▶ [Required work]: Make an exact copy of all the entries, but do not reproduce the pictures.

(Data records)
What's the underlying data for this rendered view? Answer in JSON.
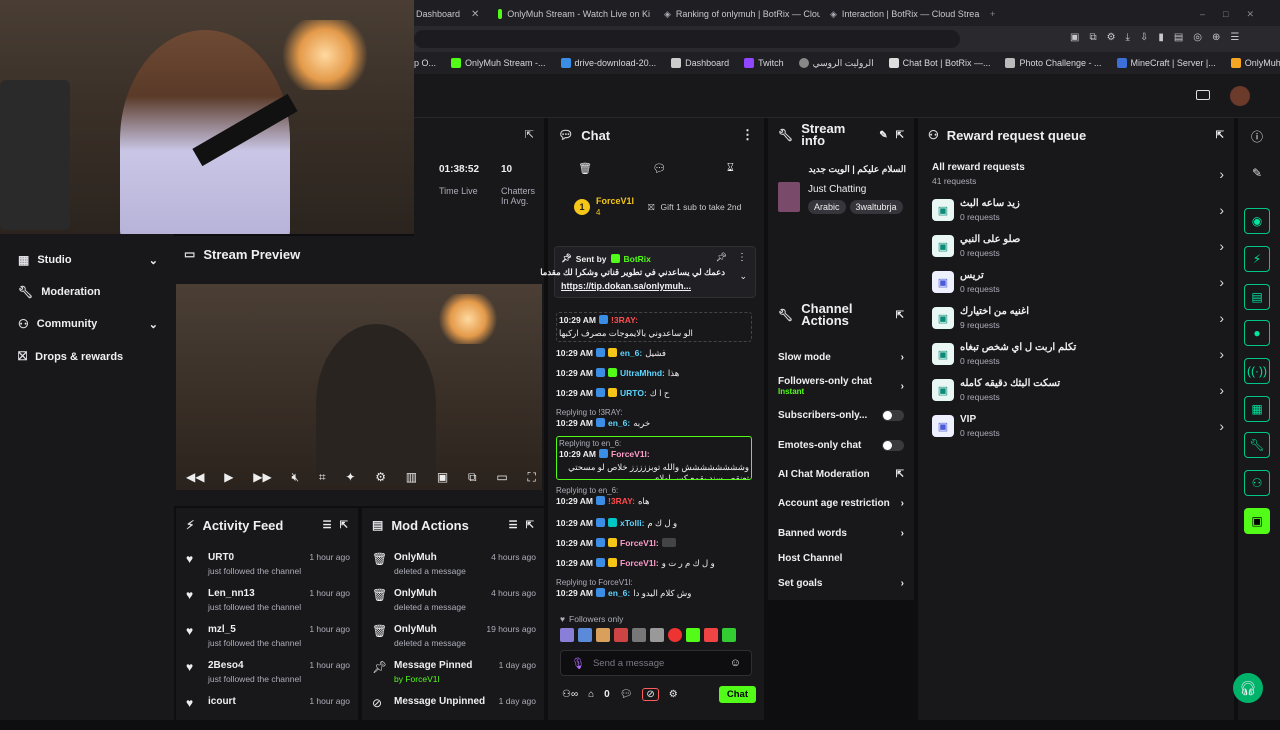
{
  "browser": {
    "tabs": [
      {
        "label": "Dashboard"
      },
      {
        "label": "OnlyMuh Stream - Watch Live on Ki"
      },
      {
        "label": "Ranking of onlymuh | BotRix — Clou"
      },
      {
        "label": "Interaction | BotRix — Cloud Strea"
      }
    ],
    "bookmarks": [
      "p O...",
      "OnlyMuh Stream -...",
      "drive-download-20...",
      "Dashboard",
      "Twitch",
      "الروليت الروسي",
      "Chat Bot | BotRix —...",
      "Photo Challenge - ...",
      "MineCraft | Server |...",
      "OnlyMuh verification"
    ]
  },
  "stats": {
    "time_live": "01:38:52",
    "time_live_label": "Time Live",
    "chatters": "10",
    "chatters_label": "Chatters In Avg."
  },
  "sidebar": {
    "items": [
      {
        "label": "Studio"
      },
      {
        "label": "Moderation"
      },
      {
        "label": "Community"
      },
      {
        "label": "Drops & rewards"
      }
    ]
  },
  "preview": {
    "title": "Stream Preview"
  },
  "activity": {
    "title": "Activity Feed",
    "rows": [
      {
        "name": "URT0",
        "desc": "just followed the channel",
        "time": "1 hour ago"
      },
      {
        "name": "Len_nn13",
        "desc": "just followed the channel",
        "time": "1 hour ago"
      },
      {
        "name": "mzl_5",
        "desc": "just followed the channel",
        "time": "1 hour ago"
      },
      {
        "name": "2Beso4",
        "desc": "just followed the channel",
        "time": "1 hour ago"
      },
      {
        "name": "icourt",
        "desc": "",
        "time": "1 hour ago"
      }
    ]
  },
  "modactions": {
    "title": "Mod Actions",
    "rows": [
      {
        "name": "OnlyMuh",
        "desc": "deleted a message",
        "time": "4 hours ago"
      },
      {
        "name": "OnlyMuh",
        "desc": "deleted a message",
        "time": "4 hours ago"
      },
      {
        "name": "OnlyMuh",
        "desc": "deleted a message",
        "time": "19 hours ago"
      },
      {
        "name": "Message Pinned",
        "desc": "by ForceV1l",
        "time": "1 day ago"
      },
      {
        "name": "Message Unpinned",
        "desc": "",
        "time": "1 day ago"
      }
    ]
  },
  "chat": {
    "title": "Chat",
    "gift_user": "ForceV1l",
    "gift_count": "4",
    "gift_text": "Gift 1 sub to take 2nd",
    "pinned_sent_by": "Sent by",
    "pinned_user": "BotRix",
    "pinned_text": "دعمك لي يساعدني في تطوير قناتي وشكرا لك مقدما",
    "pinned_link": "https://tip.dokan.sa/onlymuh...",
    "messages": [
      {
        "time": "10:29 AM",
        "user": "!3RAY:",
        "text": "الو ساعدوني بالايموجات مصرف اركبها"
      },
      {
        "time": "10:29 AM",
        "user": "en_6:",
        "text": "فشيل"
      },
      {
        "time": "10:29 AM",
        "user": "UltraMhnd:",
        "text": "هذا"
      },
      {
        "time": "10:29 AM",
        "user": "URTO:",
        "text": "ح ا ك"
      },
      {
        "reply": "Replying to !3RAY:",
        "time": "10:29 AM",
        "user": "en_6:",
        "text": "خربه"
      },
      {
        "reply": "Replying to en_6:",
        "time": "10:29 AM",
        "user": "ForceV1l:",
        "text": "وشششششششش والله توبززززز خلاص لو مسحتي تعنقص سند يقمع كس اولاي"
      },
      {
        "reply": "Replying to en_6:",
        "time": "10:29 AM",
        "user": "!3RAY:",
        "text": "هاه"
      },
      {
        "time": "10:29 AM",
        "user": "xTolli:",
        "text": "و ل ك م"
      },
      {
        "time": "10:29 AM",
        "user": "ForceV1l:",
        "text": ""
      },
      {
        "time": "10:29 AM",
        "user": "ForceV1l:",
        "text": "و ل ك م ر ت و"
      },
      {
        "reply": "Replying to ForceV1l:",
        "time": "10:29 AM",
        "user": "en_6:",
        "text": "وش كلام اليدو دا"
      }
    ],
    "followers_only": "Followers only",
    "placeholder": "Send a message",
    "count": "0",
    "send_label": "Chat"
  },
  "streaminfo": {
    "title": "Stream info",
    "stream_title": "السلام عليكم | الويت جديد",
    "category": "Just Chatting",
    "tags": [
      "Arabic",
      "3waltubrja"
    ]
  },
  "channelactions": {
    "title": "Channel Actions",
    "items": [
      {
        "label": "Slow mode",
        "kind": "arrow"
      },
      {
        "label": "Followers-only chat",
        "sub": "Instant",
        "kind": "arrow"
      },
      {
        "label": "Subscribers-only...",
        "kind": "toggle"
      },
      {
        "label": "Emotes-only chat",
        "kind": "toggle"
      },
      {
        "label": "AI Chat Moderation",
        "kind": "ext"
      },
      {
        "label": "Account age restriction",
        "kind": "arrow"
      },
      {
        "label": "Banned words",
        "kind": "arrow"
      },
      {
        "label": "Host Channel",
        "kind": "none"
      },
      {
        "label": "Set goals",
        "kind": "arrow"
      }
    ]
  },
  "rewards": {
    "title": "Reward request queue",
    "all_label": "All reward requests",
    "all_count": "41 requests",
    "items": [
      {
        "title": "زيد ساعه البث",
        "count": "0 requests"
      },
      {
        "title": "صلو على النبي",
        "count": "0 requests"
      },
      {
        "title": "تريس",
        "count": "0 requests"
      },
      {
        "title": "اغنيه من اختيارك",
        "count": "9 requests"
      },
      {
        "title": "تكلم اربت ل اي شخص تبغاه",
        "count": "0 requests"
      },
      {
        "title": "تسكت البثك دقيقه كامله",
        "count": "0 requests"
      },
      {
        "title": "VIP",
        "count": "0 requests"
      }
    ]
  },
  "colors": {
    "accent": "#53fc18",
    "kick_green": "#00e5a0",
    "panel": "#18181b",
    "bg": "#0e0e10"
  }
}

▶ [Response to this task]:
What's the underlying data for this rendered view? Answer in JSON.
{
  "browser": {
    "tabs": [
      {
        "label": "Dashboard"
      },
      {
        "label": "OnlyMuh Stream - Watch Live on Ki"
      },
      {
        "label": "Ranking of onlymuh | BotRix — Clou"
      },
      {
        "label": "Interaction | BotRix — Cloud Strea"
      }
    ],
    "bookmarks": [
      "p O...",
      "OnlyMuh Stream -...",
      "drive-download-20...",
      "Dashboard",
      "Twitch",
      "الروليت الروسي",
      "Chat Bot | BotRix —...",
      "Photo Challenge - ...",
      "MineCraft | Server |...",
      "OnlyMuh verification"
    ]
  },
  "stats": {
    "time_live": "01:38:52",
    "time_live_label": "Time Live",
    "chatters": "10",
    "chatters_label": "Chatters In Avg."
  },
  "sidebar": {
    "items": [
      {
        "label": "Studio"
      },
      {
        "label": "Moderation"
      },
      {
        "label": "Community"
      },
      {
        "label": "Drops & rewards"
      }
    ]
  },
  "preview": {
    "title": "Stream Preview"
  },
  "activity": {
    "title": "Activity Feed",
    "rows": [
      {
        "name": "URT0",
        "desc": "just followed the channel",
        "time": "1 hour ago"
      },
      {
        "name": "Len_nn13",
        "desc": "just followed the channel",
        "time": "1 hour ago"
      },
      {
        "name": "mzl_5",
        "desc": "just followed the channel",
        "time": "1 hour ago"
      },
      {
        "name": "2Beso4",
        "desc": "just followed the channel",
        "time": "1 hour ago"
      },
      {
        "name": "icourt",
        "desc": "",
        "time": "1 hour ago"
      }
    ]
  },
  "modactions": {
    "title": "Mod Actions",
    "rows": [
      {
        "name": "OnlyMuh",
        "desc": "deleted a message",
        "time": "4 hours ago"
      },
      {
        "name": "OnlyMuh",
        "desc": "deleted a message",
        "time": "4 hours ago"
      },
      {
        "name": "OnlyMuh",
        "desc": "deleted a message",
        "time": "19 hours ago"
      },
      {
        "name": "Message Pinned",
        "desc": "by ForceV1l",
        "time": "1 day ago"
      },
      {
        "name": "Message Unpinned",
        "desc": "",
        "time": "1 day ago"
      }
    ]
  },
  "chat": {
    "title": "Chat",
    "gift_user": "ForceV1l",
    "gift_count": "4",
    "gift_text": "Gift 1 sub to take 2nd",
    "pinned_sent_by": "Sent by",
    "pinned_user": "BotRix",
    "pinned_text": "دعمك لي يساعدني في تطوير قناتي وشكرا لك مقدما",
    "pinned_link": "https://tip.dokan.sa/onlymuh...",
    "messages": [
      {
        "time": "10:29 AM",
        "user": "!3RAY:",
        "text": "الو ساعدوني بالايموجات مصرف اركبها"
      },
      {
        "time": "10:29 AM",
        "user": "en_6:",
        "text": "فشيل"
      },
      {
        "time": "10:29 AM",
        "user": "UltraMhnd:",
        "text": "هذا"
      },
      {
        "time": "10:29 AM",
        "user": "URTO:",
        "text": "ح ا ك"
      },
      {
        "reply": "Replying to !3RAY:",
        "time": "10:29 AM",
        "user": "en_6:",
        "text": "خربه"
      },
      {
        "reply": "Replying to en_6:",
        "time": "10:29 AM",
        "user": "ForceV1l:",
        "text": "وشششششششش والله توبززززز خلاص لو مسحتي تعنقص سند يقمع كس اولاي"
      },
      {
        "reply": "Replying to en_6:",
        "time": "10:29 AM",
        "user": "!3RAY:",
        "text": "هاه"
      },
      {
        "time": "10:29 AM",
        "user": "xTolli:",
        "text": "و ل ك م"
      },
      {
        "time": "10:29 AM",
        "user": "ForceV1l:",
        "text": ""
      },
      {
        "time": "10:29 AM",
        "user": "ForceV1l:",
        "text": "و ل ك م ر ت و"
      },
      {
        "reply": "Replying to ForceV1l:",
        "time": "10:29 AM",
        "user": "en_6:",
        "text": "وش كلام اليدو دا"
      }
    ],
    "followers_only": "Followers only",
    "placeholder": "Send a message",
    "count": "0",
    "send_label": "Chat"
  },
  "streaminfo": {
    "title": "Stream info",
    "stream_title": "السلام عليكم | الويت جديد",
    "category": "Just Chatting",
    "tags": [
      "Arabic",
      "3waltubrja"
    ]
  },
  "channelactions": {
    "title": "Channel Actions",
    "items": [
      {
        "label": "Slow mode",
        "kind": "arrow"
      },
      {
        "label": "Followers-only chat",
        "sub": "Instant",
        "kind": "arrow"
      },
      {
        "label": "Subscribers-only...",
        "kind": "toggle"
      },
      {
        "label": "Emotes-only chat",
        "kind": "toggle"
      },
      {
        "label": "AI Chat Moderation",
        "kind": "ext"
      },
      {
        "label": "Account age restriction",
        "kind": "arrow"
      },
      {
        "label": "Banned words",
        "kind": "arrow"
      },
      {
        "label": "Host Channel",
        "kind": "none"
      },
      {
        "label": "Set goals",
        "kind": "arrow"
      }
    ]
  },
  "rewards": {
    "title": "Reward request queue",
    "all_label": "All reward requests",
    "all_count": "41 requests",
    "items": [
      {
        "title": "زيد ساعه البث",
        "count": "0 requests"
      },
      {
        "title": "صلو على النبي",
        "count": "0 requests"
      },
      {
        "title": "تريس",
        "count": "0 requests"
      },
      {
        "title": "اغنيه من اختيارك",
        "count": "9 requests"
      },
      {
        "title": "تكلم اربت ل اي شخص تبغاه",
        "count": "0 requests"
      },
      {
        "title": "تسكت البثك دقيقه كامله",
        "count": "0 requests"
      },
      {
        "title": "VIP",
        "count": "0 requests"
      }
    ]
  },
  "colors": {
    "accent": "#53fc18",
    "kick_green": "#00e5a0",
    "panel": "#18181b",
    "bg": "#0e0e10"
  }
}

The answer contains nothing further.